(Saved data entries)
○ ○ ○ ○

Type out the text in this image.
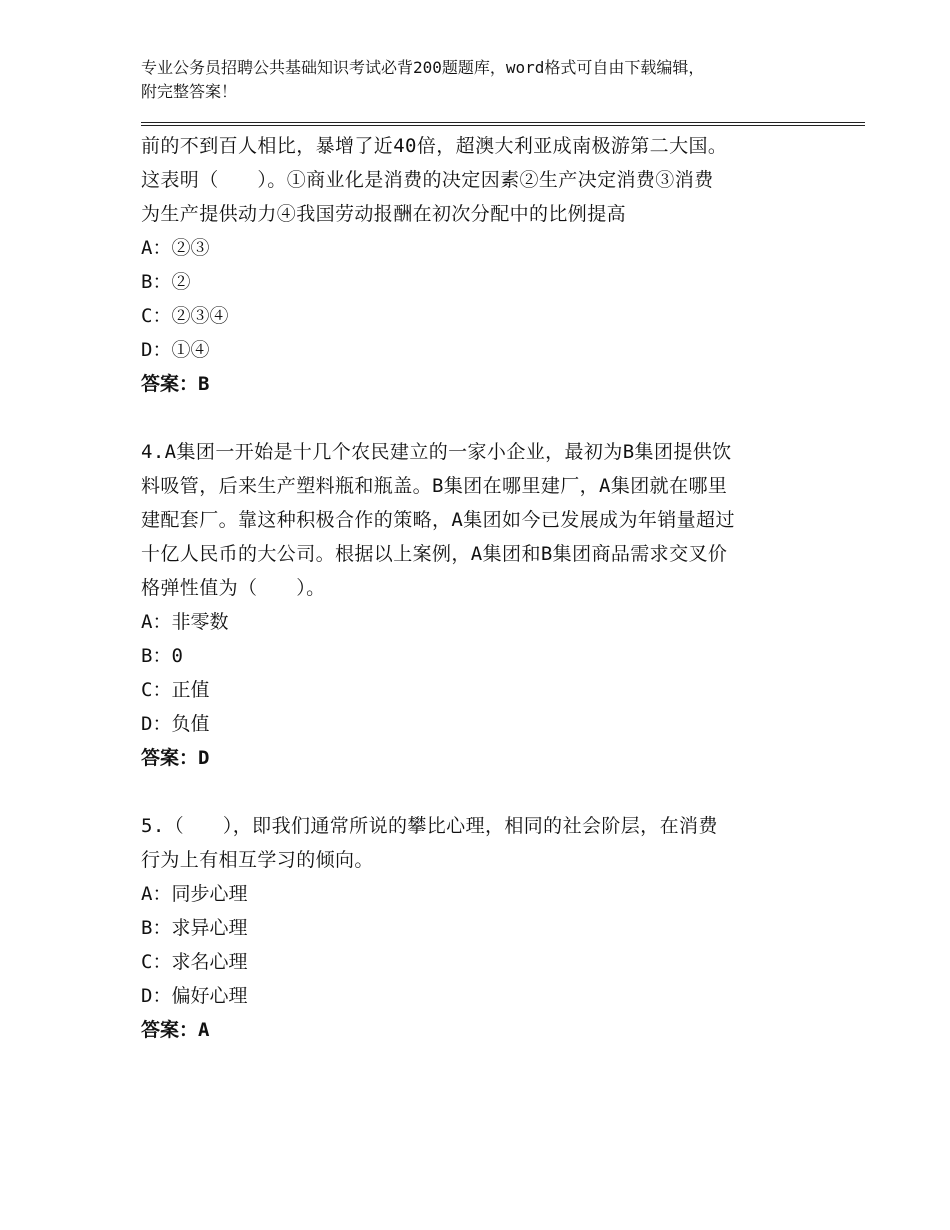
专业公务员招聘公共基础知识考试必背200题题库，word格式可自由下载编辑，
附完整答案！

前的不到百人相比，暴增了近40倍，超澳大利亚成南极游第二大国。

这表明（　　）。①商业化是消费的决定因素②生产决定消费③消费

为生产提供动力④我国劳动报酬在初次分配中的比例提高

A：②③

B：②

C：②③④

D：①④

答案：B

4.A集团一开始是十几个农民建立的一家小企业，最初为B集团提供饮

料吸管，后来生产塑料瓶和瓶盖。B集团在哪里建厂，A集团就在哪里

建配套厂。靠这种积极合作的策略，A集团如今已发展成为年销量超过

十亿人民币的大公司。根据以上案例，A集团和B集团商品需求交叉价

格弹性值为（　　）。

A：非零数

B：0

C：正值

D：负值

答案：D

5.（　　），即我们通常所说的攀比心理，相同的社会阶层，在消费

行为上有相互学习的倾向。

A：同步心理

B：求异心理

C：求名心理

D：偏好心理

答案：A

○ ○ ○ ○

Print every entry above again without changing a word, and omit the pictures.

RESULT BELOW =
Type out the text in this image.
专业公务员招聘公共基础知识考试必背200题题库，word格式可自由下载编辑，
附完整答案！

前的不到百人相比，暴增了近40倍，超澳大利亚成南极游第二大国。

这表明（　　）。①商业化是消费的决定因素②生产决定消费③消费

为生产提供动力④我国劳动报酬在初次分配中的比例提高

A：②③

B：②

C：②③④

D：①④

答案：B

4.A集团一开始是十几个农民建立的一家小企业，最初为B集团提供饮

料吸管，后来生产塑料瓶和瓶盖。B集团在哪里建厂，A集团就在哪里

建配套厂。靠这种积极合作的策略，A集团如今已发展成为年销量超过

十亿人民币的大公司。根据以上案例，A集团和B集团商品需求交叉价

格弹性值为（　　）。

A：非零数

B：0

C：正值

D：负值

答案：D

5.（　　），即我们通常所说的攀比心理，相同的社会阶层，在消费

行为上有相互学习的倾向。

A：同步心理

B：求异心理

C：求名心理

D：偏好心理

答案：A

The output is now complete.